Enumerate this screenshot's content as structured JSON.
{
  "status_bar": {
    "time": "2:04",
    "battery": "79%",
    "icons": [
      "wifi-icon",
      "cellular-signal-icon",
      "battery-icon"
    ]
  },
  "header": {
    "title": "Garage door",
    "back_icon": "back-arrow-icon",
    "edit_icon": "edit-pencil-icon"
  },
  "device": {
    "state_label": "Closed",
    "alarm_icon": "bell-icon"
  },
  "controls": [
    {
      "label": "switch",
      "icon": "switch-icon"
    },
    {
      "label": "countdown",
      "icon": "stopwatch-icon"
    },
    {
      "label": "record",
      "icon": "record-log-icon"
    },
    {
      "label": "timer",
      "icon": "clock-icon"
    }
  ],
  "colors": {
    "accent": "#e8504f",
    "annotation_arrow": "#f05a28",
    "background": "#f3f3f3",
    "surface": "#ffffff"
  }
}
----
Retype the entries exactly, including every line.

Enumerate this screenshot's content as structured JSON.
{
  "status_bar": {
    "time": "2:04",
    "battery": "79%",
    "icons": [
      "wifi-icon",
      "cellular-signal-icon",
      "battery-icon"
    ]
  },
  "header": {
    "title": "Garage door",
    "back_icon": "back-arrow-icon",
    "edit_icon": "edit-pencil-icon"
  },
  "device": {
    "state_label": "Closed",
    "alarm_icon": "bell-icon"
  },
  "controls": [
    {
      "label": "switch",
      "icon": "switch-icon"
    },
    {
      "label": "countdown",
      "icon": "stopwatch-icon"
    },
    {
      "label": "record",
      "icon": "record-log-icon"
    },
    {
      "label": "timer",
      "icon": "clock-icon"
    }
  ],
  "colors": {
    "accent": "#e8504f",
    "annotation_arrow": "#f05a28",
    "background": "#f3f3f3",
    "surface": "#ffffff"
  }
}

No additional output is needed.